Records from a collection of figures:
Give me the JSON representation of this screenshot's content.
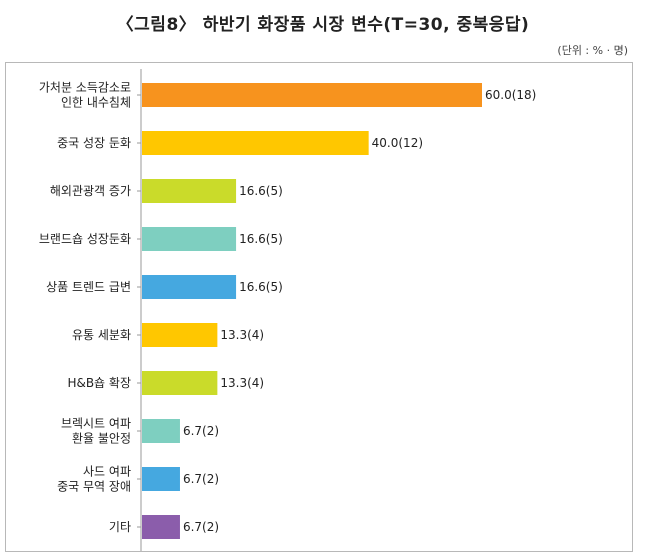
{
  "title": "〈그림8〉 하반기 화장품 시장 변수(T=30, 중복응답)",
  "unit_note": "(단위 : % · 명)",
  "chart_data": {
    "type": "bar",
    "orientation": "horizontal",
    "title": "〈그림8〉 하반기 화장품 시장 변수(T=30, 중복응답)",
    "xlabel": "",
    "ylabel": "",
    "xlim": [
      0,
      60
    ],
    "grid": false,
    "categories": [
      [
        "가처분 소득감소로",
        "인한 내수침체"
      ],
      [
        "중국 성장 둔화"
      ],
      [
        "해외관광객 증가"
      ],
      [
        "브랜드숍 성장둔화"
      ],
      [
        "상품 트렌드 급변"
      ],
      [
        "유통 세분화"
      ],
      [
        "H&B숍 확장"
      ],
      [
        "브렉시트 여파",
        "환율 불안정"
      ],
      [
        "사드 여파",
        "중국 무역 장애"
      ],
      [
        "기타"
      ]
    ],
    "values": [
      60.0,
      40.0,
      16.6,
      16.6,
      16.6,
      13.3,
      13.3,
      6.7,
      6.7,
      6.7
    ],
    "data_labels": [
      "60.0(18)",
      "40.0(12)",
      "16.6(5)",
      "16.6(5)",
      "16.6(5)",
      "13.3(4)",
      "13.3(4)",
      "6.7(2)",
      "6.7(2)",
      "6.7(2)"
    ],
    "colors": [
      "#F7931E",
      "#FFC700",
      "#CADB2A",
      "#7ECFC0",
      "#45A8E0",
      "#FFC700",
      "#CADB2A",
      "#7ECFC0",
      "#45A8E0",
      "#8B5DAB"
    ]
  }
}
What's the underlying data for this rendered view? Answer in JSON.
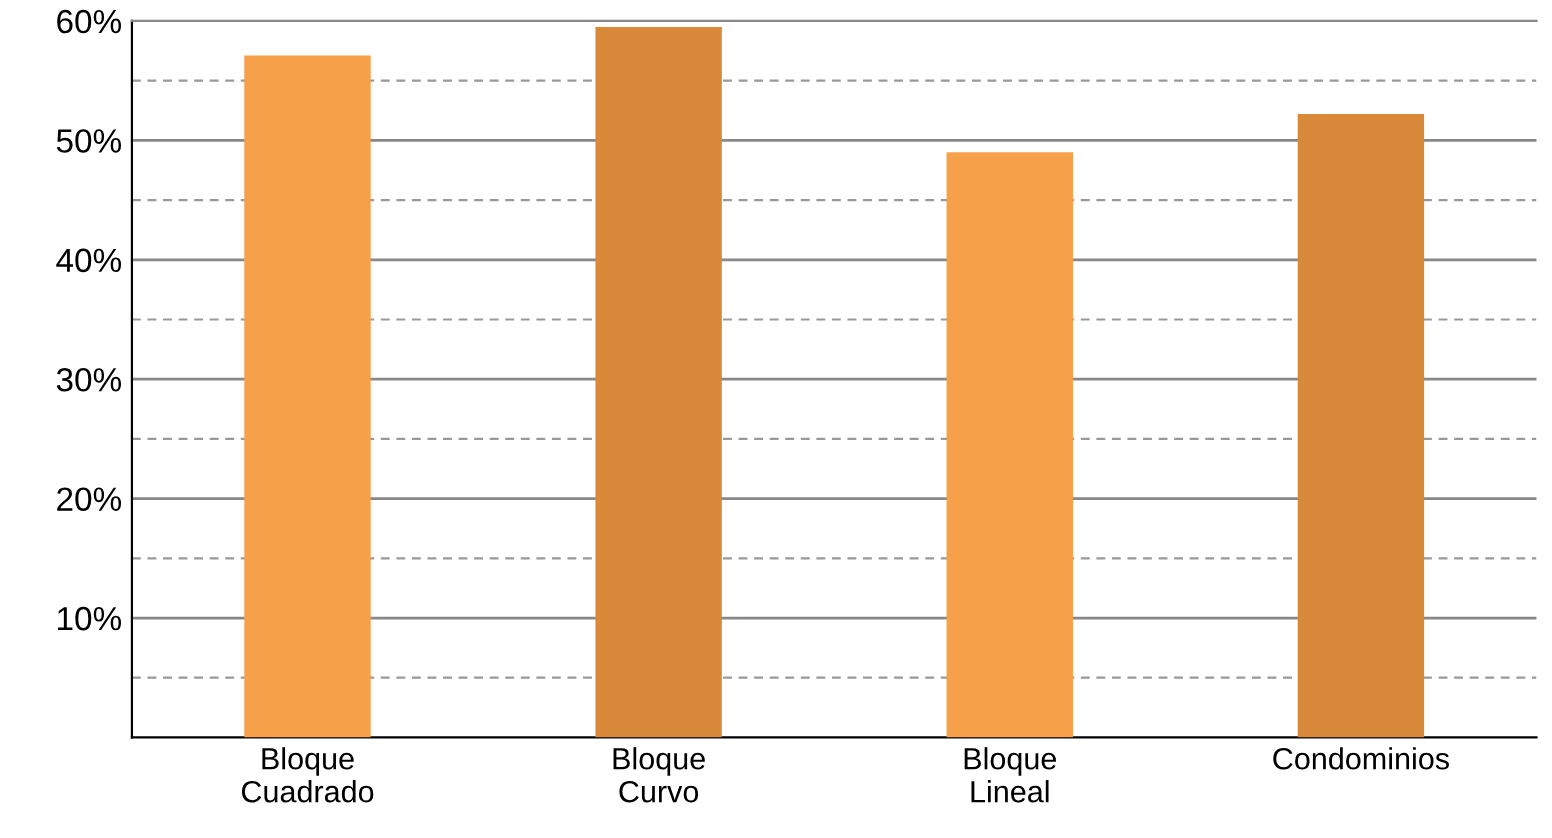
{
  "chart_data": {
    "type": "bar",
    "categories": [
      "Bloque\nCuadrado",
      "Bloque\nCurvo",
      "Bloque\nLineal",
      "Condominios"
    ],
    "values": [
      57.1,
      59.5,
      49.0,
      52.2
    ],
    "colors": [
      "#f7a04a",
      "#d8893a",
      "#f7a04a",
      "#d8893a"
    ],
    "ylim": [
      0,
      60
    ],
    "yticks": [
      {
        "value": 0,
        "label": null
      },
      {
        "value": 5,
        "label": null
      },
      {
        "value": 10,
        "label": "10%"
      },
      {
        "value": 15,
        "label": null
      },
      {
        "value": 20,
        "label": "20%"
      },
      {
        "value": 25,
        "label": null
      },
      {
        "value": 30,
        "label": "30%"
      },
      {
        "value": 35,
        "label": null
      },
      {
        "value": 40,
        "label": "40%"
      },
      {
        "value": 45,
        "label": null
      },
      {
        "value": 50,
        "label": "50%"
      },
      {
        "value": 55,
        "label": null
      },
      {
        "value": 60,
        "label": "60%"
      }
    ],
    "grid": "y"
  }
}
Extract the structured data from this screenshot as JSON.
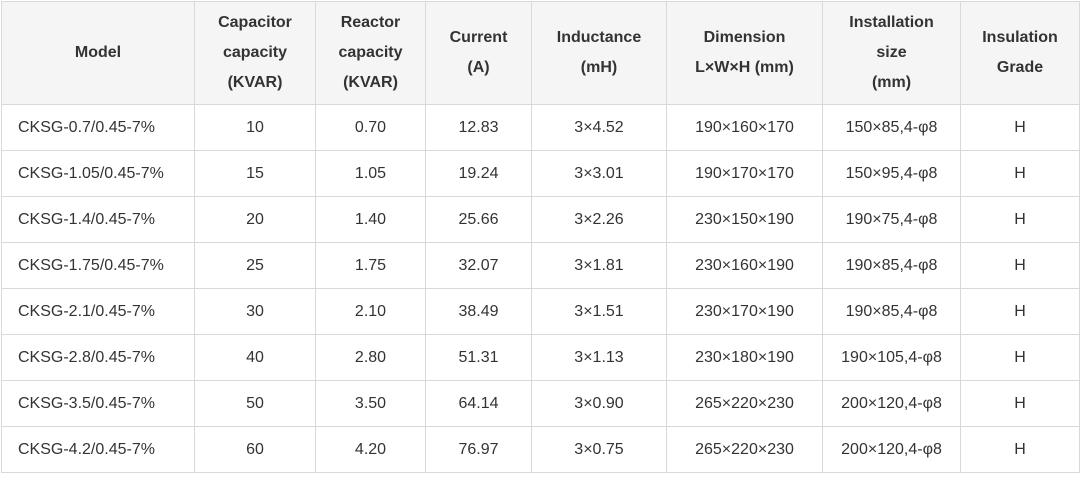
{
  "table": {
    "headers": [
      "Model",
      "Capacitor\ncapacity\n(KVAR)",
      "Reactor\ncapacity\n(KVAR)",
      "Current\n(A)",
      "Inductance\n(mH)",
      "Dimension\nL×W×H (mm)",
      "Installation\nsize\n(mm)",
      "Insulation\nGrade"
    ],
    "rows": [
      [
        "CKSG-0.7/0.45-7%",
        "10",
        "0.70",
        "12.83",
        "3×4.52",
        "190×160×170",
        "150×85,4-φ8",
        "H"
      ],
      [
        "CKSG-1.05/0.45-7%",
        "15",
        "1.05",
        "19.24",
        "3×3.01",
        "190×170×170",
        "150×95,4-φ8",
        "H"
      ],
      [
        "CKSG-1.4/0.45-7%",
        "20",
        "1.40",
        "25.66",
        "3×2.26",
        "230×150×190",
        "190×75,4-φ8",
        "H"
      ],
      [
        "CKSG-1.75/0.45-7%",
        "25",
        "1.75",
        "32.07",
        "3×1.81",
        "230×160×190",
        "190×85,4-φ8",
        "H"
      ],
      [
        "CKSG-2.1/0.45-7%",
        "30",
        "2.10",
        "38.49",
        "3×1.51",
        "230×170×190",
        "190×85,4-φ8",
        "H"
      ],
      [
        "CKSG-2.8/0.45-7%",
        "40",
        "2.80",
        "51.31",
        "3×1.13",
        "230×180×190",
        "190×105,4-φ8",
        "H"
      ],
      [
        "CKSG-3.5/0.45-7%",
        "50",
        "3.50",
        "64.14",
        "3×0.90",
        "265×220×230",
        "200×120,4-φ8",
        "H"
      ],
      [
        "CKSG-4.2/0.45-7%",
        "60",
        "4.20",
        "76.97",
        "3×0.75",
        "265×220×230",
        "200×120,4-φ8",
        "H"
      ]
    ]
  }
}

TASK INSTRUCTIONS:
Using the records given above, list every line that includes the word "title".

TASK OUTPUT:
  "title": "〈그림8〉 하반기 화장품 시장 변수(T=30, 중복응답)",
    "title": "〈그림8〉 하반기 화장품 시장 변수(T=30, 중복응답)",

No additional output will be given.